### RECORDS TO PROCESS
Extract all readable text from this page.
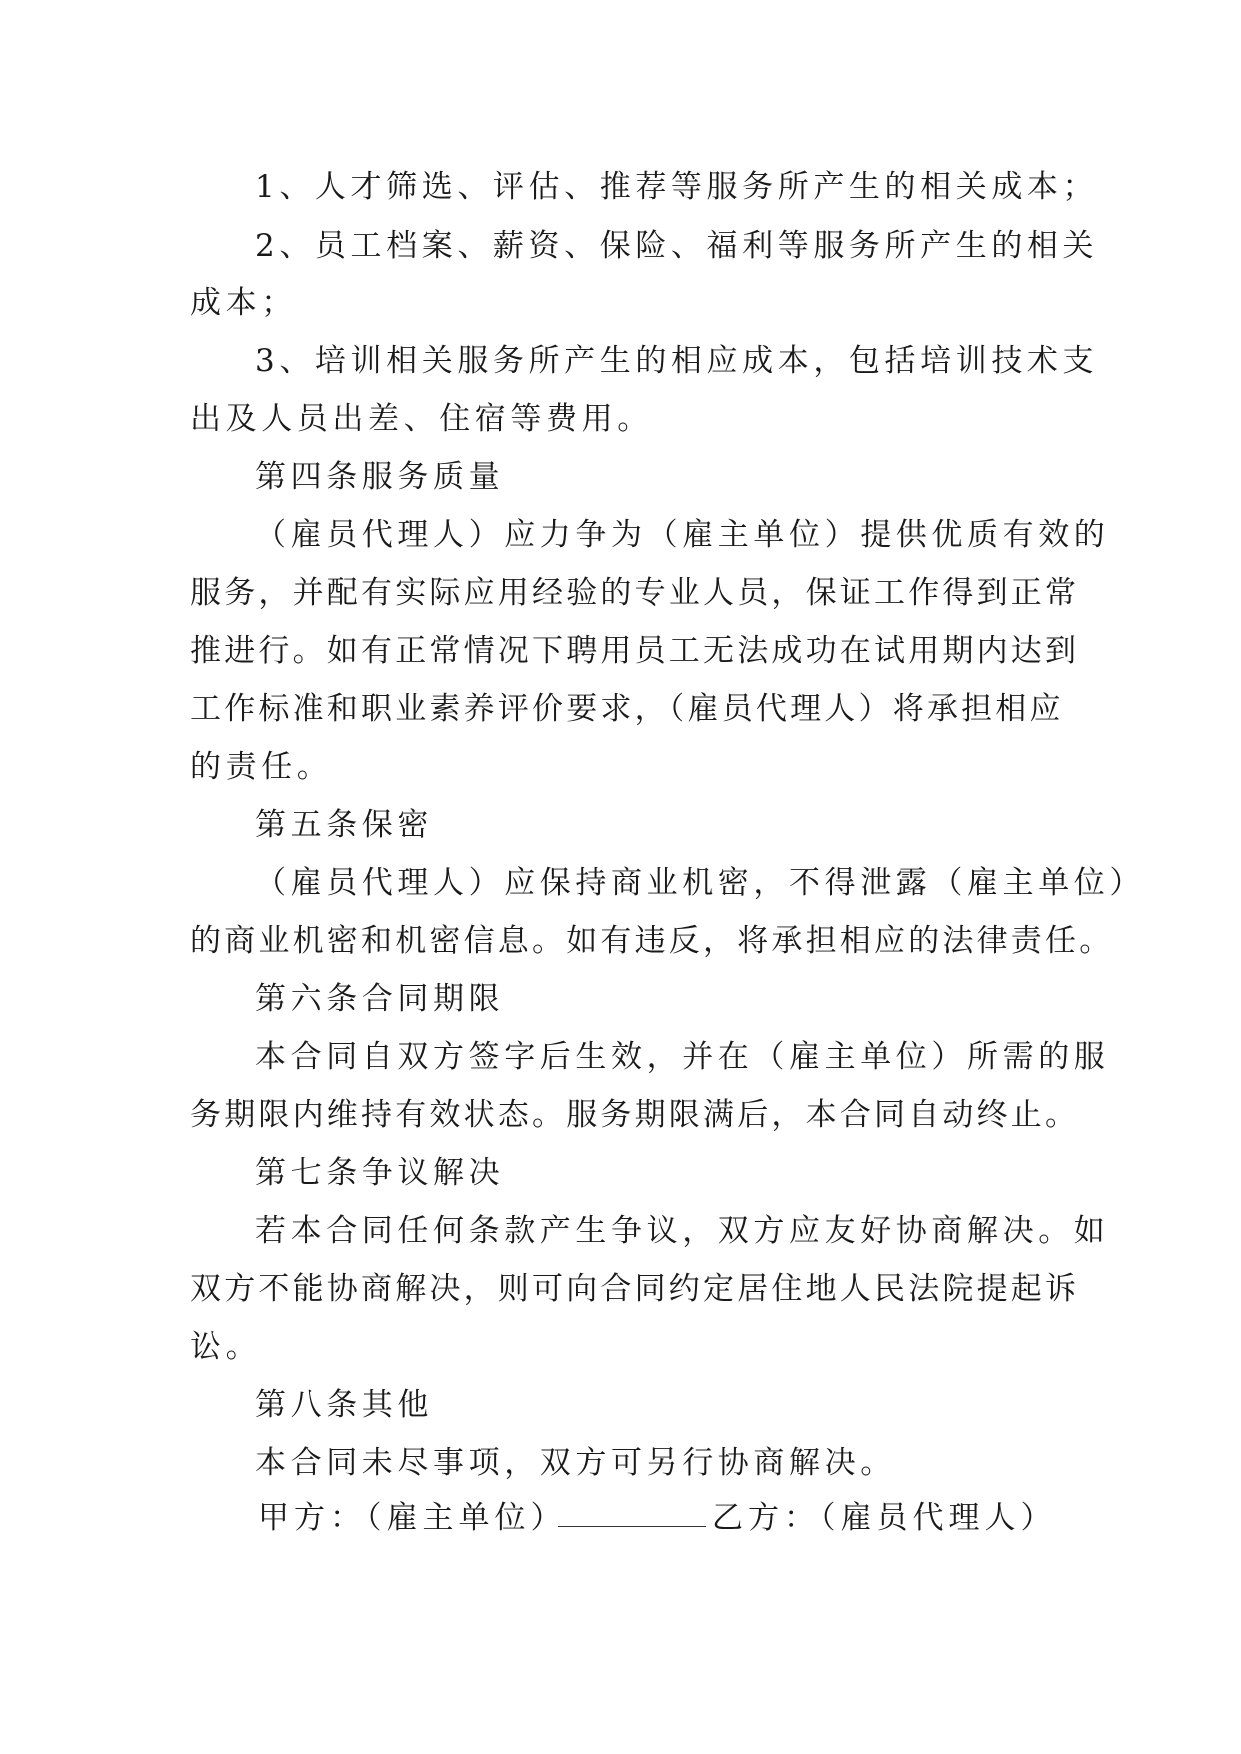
1、人才筛选、评估、推荐等服务所产生的相关成本；
2、员工档案、薪资、保险、福利等服务所产生的相关
成本；
3、培训相关服务所产生的相应成本，包括培训技术支
出及人员出差、住宿等费用。
第四条服务质量
（雇员代理人）应力争为（雇主单位）提供优质有效的
服务，并配有实际应用经验的专业人员，保证工作得到正常
推进行。如有正常情况下聘用员工无法成功在试用期内达到
工作标准和职业素养评价要求，（雇员代理人）将承担相应
的责任。
第五条保密
（雇员代理人）应保持商业机密，不得泄露（雇主单位）
的商业机密和机密信息。如有违反，将承担相应的法律责任。
第六条合同期限
本合同自双方签字后生效，并在（雇主单位）所需的服
务期限内维持有效状态。服务期限满后，本合同自动终止。
第七条争议解决
若本合同任何条款产生争议，双方应友好协商解决。如
双方不能协商解决，则可向合同约定居住地人民法院提起诉
讼。
第八条其他
本合同未尽事项，双方可另行协商解决。
甲方：（雇主单位）	乙方：（雇员代理人）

### STATED TASK
Output all of the data exactly as it stands, minus any images.

### PROBLEM SOLUTION
Extract all readable text from this page.
1、人才筛选、评估、推荐等服务所产生的相关成本；
2、员工档案、薪资、保险、福利等服务所产生的相关
成本；
3、培训相关服务所产生的相应成本，包括培训技术支
出及人员出差、住宿等费用。
第四条服务质量
（雇员代理人）应力争为（雇主单位）提供优质有效的
服务，并配有实际应用经验的专业人员，保证工作得到正常
推进行。如有正常情况下聘用员工无法成功在试用期内达到
工作标准和职业素养评价要求，（雇员代理人）将承担相应
的责任。
第五条保密
（雇员代理人）应保持商业机密，不得泄露（雇主单位）
的商业机密和机密信息。如有违反，将承担相应的法律责任。
第六条合同期限
本合同自双方签字后生效，并在（雇主单位）所需的服
务期限内维持有效状态。服务期限满后，本合同自动终止。
第七条争议解决
若本合同任何条款产生争议，双方应友好协商解决。如
双方不能协商解决，则可向合同约定居住地人民法院提起诉
讼。
第八条其他
本合同未尽事项，双方可另行协商解决。
甲方：（雇主单位）	乙方：（雇员代理人）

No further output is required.